Atualizado em 6 de maio de 2025 14:49

O show do milhão é um programa de perguntas e respostas protagonizado, em sua origem, pelo apresentador Silvio Santos, e veiculado na emissora que ele criou e controlou por décadas: o SBT. O participante que respondesse corretamente às perguntas que eram propostas poderia ganhar a cifra título do programa.

Apesar da distribuição esporádica de dinheiro, o show explorava a dificuldade alheia e exalava crueldade; características, aliás, de outras atrações que compuseram as grades dominicais da televisão brasileira, como o "topa tudo por dinheiro". De todo modo, parecia à população que ali se convertia cidadãos comuns em milionários.

"A crônica de uma morte anunciada" é uma das obras de um dos maiores escritores da história, Gabriel García Márquez, premiado com o Nobel de Literatura em 1982, ano em que, por coincidência, o mais encantador time de futebol se formou, perdeu e decaiu: a seleção brasileira, de Telê Santana.

Narra-se, na obra, um evento de desfecho inevitável: a morte de determinado personagem, cuja sentença já fora anunciada por dois outros personagens, e se tornara de conhecimento dos moradores do povoado, que não a impediram ou preveniram a vítima.

A atual situação do futebol no Brasil pode ser explicada por diversos prismas, ângulos, perspectivas ou quaisquer outros parâmetros, desde que se tenha alguma, e não necessariamente muita, criatividade. E, assim, ela também pode ser compreendida pela câmera do show do milhão ou pela pluma mágico-realista do escritor colombiano.

Mais, até: pela fusão de conceitos ou de mundos tão distantes, ética, moral e ideologicamente, como os de Silvio Santos e de Gabriel García Márquez.

O ponto de partida é a safra de demonstrações financeiras dos exercícios de 2024 de alguns dos principais times brasileiros. E aí se revela o show de dívidas bilionárias (ou que encostam no bilhão). Alguns exemplos se destacam: Corinthians1, Cruzeiro2, São Paulo3, Vasco4 e Santos5, dentre outros.

• **CONTEÚDO DOS DADOS**
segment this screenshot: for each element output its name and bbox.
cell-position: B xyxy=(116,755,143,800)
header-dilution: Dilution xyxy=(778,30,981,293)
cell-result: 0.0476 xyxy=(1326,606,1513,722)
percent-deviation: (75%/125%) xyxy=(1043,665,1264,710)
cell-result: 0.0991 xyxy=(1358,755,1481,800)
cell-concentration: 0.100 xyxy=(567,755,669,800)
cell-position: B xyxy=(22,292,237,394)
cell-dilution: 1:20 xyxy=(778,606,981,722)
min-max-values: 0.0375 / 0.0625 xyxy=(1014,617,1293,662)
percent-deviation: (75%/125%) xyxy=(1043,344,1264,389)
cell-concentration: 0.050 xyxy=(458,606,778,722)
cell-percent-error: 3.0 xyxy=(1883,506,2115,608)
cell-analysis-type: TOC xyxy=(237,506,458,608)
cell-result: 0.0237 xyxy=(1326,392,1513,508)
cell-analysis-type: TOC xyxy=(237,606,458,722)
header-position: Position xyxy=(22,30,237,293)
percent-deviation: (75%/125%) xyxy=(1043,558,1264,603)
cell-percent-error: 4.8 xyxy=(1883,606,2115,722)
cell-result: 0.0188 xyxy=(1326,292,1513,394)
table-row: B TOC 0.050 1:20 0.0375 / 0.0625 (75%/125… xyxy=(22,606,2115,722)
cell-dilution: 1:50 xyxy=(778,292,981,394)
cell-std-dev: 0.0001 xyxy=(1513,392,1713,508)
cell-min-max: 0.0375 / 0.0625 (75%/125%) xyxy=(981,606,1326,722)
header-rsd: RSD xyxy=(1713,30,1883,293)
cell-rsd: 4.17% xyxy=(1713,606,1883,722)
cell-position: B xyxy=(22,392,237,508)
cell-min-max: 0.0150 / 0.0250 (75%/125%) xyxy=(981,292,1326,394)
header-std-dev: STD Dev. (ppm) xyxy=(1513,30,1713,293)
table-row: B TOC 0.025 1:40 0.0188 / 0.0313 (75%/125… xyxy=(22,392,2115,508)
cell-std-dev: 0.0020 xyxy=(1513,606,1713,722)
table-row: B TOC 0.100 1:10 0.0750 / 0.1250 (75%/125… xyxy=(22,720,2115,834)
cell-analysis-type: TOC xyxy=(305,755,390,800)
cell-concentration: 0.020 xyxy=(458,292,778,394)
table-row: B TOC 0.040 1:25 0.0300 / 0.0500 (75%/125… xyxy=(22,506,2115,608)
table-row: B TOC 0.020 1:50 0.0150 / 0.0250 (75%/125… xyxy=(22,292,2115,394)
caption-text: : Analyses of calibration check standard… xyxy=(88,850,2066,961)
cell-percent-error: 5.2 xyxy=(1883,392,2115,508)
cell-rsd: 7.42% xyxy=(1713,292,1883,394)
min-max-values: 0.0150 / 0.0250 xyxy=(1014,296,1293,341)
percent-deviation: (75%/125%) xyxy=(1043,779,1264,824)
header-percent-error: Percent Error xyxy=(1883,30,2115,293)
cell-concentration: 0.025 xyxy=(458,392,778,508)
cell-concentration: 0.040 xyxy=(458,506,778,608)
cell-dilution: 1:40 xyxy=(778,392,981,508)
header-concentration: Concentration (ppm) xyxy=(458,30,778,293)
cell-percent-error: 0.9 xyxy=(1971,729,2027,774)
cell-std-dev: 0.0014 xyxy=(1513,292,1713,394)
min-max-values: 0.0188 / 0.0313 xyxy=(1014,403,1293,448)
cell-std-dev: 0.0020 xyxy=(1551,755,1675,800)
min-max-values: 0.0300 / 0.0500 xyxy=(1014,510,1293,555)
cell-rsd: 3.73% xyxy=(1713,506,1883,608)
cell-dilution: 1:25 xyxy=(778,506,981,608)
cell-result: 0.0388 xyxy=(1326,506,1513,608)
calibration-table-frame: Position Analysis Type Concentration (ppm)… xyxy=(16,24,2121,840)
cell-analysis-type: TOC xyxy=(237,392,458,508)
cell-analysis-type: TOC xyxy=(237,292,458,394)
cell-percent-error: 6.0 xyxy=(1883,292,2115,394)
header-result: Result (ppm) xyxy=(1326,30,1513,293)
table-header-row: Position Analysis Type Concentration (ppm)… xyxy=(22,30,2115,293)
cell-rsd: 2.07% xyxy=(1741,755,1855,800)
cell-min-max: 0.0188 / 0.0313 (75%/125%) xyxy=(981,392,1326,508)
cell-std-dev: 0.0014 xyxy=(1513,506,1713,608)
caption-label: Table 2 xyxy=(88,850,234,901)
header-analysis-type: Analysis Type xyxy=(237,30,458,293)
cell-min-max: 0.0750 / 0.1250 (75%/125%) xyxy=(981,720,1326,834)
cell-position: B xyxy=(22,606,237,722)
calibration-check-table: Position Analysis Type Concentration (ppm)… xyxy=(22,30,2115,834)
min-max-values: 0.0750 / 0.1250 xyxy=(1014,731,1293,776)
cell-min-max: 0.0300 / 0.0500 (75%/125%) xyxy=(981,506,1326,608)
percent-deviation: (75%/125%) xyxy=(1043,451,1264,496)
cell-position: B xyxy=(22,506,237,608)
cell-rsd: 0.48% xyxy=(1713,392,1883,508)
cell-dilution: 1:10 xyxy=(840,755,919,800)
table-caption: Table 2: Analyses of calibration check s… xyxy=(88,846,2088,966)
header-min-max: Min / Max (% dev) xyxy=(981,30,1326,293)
* * *
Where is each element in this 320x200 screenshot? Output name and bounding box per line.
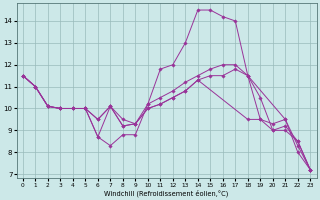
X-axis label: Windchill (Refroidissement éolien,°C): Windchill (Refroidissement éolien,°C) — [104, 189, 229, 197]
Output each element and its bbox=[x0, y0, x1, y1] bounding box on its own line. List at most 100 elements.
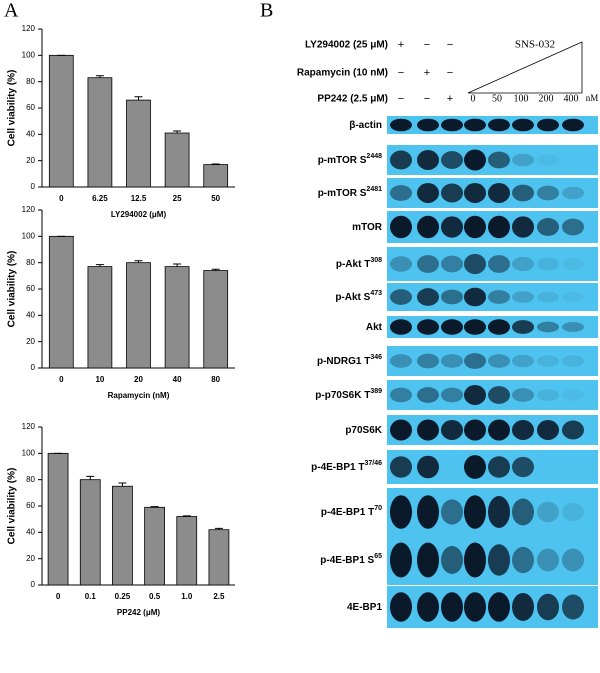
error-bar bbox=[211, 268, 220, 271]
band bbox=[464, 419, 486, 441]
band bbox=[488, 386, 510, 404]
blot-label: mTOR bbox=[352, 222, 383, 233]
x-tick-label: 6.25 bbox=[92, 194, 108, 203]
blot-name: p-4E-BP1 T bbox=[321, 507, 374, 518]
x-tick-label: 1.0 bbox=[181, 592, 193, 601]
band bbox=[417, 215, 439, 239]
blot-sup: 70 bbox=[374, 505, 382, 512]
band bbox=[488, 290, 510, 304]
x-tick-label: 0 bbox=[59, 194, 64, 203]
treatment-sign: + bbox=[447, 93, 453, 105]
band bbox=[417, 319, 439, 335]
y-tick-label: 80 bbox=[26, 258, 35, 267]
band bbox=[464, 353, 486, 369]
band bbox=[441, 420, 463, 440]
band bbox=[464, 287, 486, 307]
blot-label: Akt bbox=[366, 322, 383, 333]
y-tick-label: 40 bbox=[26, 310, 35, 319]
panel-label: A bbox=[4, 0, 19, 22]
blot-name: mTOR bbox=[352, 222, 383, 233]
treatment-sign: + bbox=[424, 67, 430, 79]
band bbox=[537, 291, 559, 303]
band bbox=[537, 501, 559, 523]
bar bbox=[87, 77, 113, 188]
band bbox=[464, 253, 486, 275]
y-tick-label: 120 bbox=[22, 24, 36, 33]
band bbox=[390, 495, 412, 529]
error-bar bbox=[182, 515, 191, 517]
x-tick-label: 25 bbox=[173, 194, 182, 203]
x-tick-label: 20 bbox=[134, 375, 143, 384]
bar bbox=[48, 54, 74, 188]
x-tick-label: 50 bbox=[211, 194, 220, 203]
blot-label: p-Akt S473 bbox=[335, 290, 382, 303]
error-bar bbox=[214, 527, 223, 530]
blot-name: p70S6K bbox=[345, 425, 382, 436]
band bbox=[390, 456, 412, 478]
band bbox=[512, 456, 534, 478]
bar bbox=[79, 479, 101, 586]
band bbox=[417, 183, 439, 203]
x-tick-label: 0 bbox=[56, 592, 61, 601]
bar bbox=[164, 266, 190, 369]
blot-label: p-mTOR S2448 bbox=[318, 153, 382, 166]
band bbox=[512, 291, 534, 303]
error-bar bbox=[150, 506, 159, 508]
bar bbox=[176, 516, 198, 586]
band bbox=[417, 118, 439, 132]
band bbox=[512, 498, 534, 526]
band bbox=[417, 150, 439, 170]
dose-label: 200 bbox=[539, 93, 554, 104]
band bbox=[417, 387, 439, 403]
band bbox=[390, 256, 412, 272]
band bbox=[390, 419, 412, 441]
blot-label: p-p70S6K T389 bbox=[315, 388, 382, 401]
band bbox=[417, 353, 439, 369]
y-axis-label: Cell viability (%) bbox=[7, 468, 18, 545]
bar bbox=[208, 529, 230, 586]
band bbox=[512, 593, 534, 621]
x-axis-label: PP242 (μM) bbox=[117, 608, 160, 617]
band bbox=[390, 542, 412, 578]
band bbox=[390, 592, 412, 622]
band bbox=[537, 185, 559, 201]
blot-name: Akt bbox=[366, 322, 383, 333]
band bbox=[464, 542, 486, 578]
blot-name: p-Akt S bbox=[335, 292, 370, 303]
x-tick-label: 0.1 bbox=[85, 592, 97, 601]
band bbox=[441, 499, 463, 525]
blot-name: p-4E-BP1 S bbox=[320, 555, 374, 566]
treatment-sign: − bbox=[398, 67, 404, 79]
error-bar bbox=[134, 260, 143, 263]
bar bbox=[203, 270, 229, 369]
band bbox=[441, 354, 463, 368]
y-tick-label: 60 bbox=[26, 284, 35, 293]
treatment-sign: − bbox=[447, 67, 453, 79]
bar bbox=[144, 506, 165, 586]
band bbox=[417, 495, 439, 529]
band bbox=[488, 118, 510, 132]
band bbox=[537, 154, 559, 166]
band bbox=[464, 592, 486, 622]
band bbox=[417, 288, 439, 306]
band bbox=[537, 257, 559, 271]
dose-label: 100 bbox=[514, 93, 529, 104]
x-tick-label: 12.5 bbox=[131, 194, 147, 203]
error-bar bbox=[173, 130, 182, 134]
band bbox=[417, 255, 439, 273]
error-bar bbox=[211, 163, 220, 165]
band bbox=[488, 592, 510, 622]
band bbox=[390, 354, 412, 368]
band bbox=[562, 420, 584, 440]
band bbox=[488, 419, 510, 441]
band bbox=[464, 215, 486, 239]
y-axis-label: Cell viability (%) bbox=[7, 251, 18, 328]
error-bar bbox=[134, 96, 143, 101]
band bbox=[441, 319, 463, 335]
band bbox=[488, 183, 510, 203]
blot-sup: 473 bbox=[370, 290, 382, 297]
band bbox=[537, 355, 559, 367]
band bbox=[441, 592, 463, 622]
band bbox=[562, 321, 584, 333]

• **TAREFA 1**
Responda com base no texto sobre o futebol brasileiro:
(a) Em qual emissora o show do milhão era transmitido?
(b) Em que ano Gabriel García Márquez ganhou o Nobel de Literatura?
(c) De que ano são as demonstrações financeiras usadas como ponto de partida?
• **TAREFA 2**
Siga escrevendo o texto sobre o futebol brasileiro a partir da última frase.
Os dados não têm nada a ver com o texto.

• **RESPOSTA 1**
(a) No SBT.
(b) Em 1982.
(c) De 2024.

• **RESPOSTA 2**
Desde que as porteiras se abriram, com casos de clubes tradicionais que até hoje pagam o preço de erros que levaram a endividamentos extremos, outros clubes, conduzidos por dirigentes eleitos em ambientes políticos (sem freios internos, a despeito de normas estatutárias), adotaram o mesmo caminho, e passaram a colecionar problemas que demandarão muitos anos (eventualmente mais de década) para solucionamento.

Gostaram, enfim, do show do endividamento bilionário.  

Ao mesmo tempo, a sociedade, como um todo, parece inebriada com a situação e aceita, como algo normal, a acumulação de dívidas e contingências, por entidades sem fins econômicos - ou que nelas tiveram origem -, sem donos e sem entes responsabilizáveis.

Daí a inevitabilidade da socialização do problema. Sim, pois passivos de tais magnitudes costumam ser pagos com recursos de terceiros, por via (i) de aportes de capital, oriundos de credores ou de sócios (investidores), (ii) de financiamentos para equalização da crise, ou (iii) de redução forçada e parcelamento de dívidas, à conta de credores, em ambientes de negociações coletivas, como a recuperação judicial.

Ao contrário do que se narrou na obra de Gabriel García Márquez, o cenário não anuncia, por enquanto, uma ou algumas mortes, apesar de que, na história, certos times que tiveram relevância, desapareceram ou se tornaram zumbis associativos.

O cenário indica, porém, uma perigosa aceitação ou normalização de situações extremas, que abalam a capacidade operacional, organizacional e reputacional de instituições históricas, além da relação entre elas e seus torcedores.  

Esse estado de coisas reforça a tese que vem sendo sugerida neste espaço, consistente na necessidade de revisão do modelo de futebol, que passa pela concepção de políticas voltadas à formação (desde a infância até o fim da profissionalização), gestão, organização, investimento, tributação, afirmação e divulgação de um produto universal.

Não se trata mais de movimento prevencionista, pois a crise, aparentemente sistêmica, já se instalou; mas de um trabalho, inicialmente, de contenção e correção, a fim de evitar uma catástrofe, e, na sequência, de redirecionamento ou de direcionamento (pela ausência histórica de uma política de Estado) que viabilize a construção de ambiente saudável, sustentável, eficiente e contributivo.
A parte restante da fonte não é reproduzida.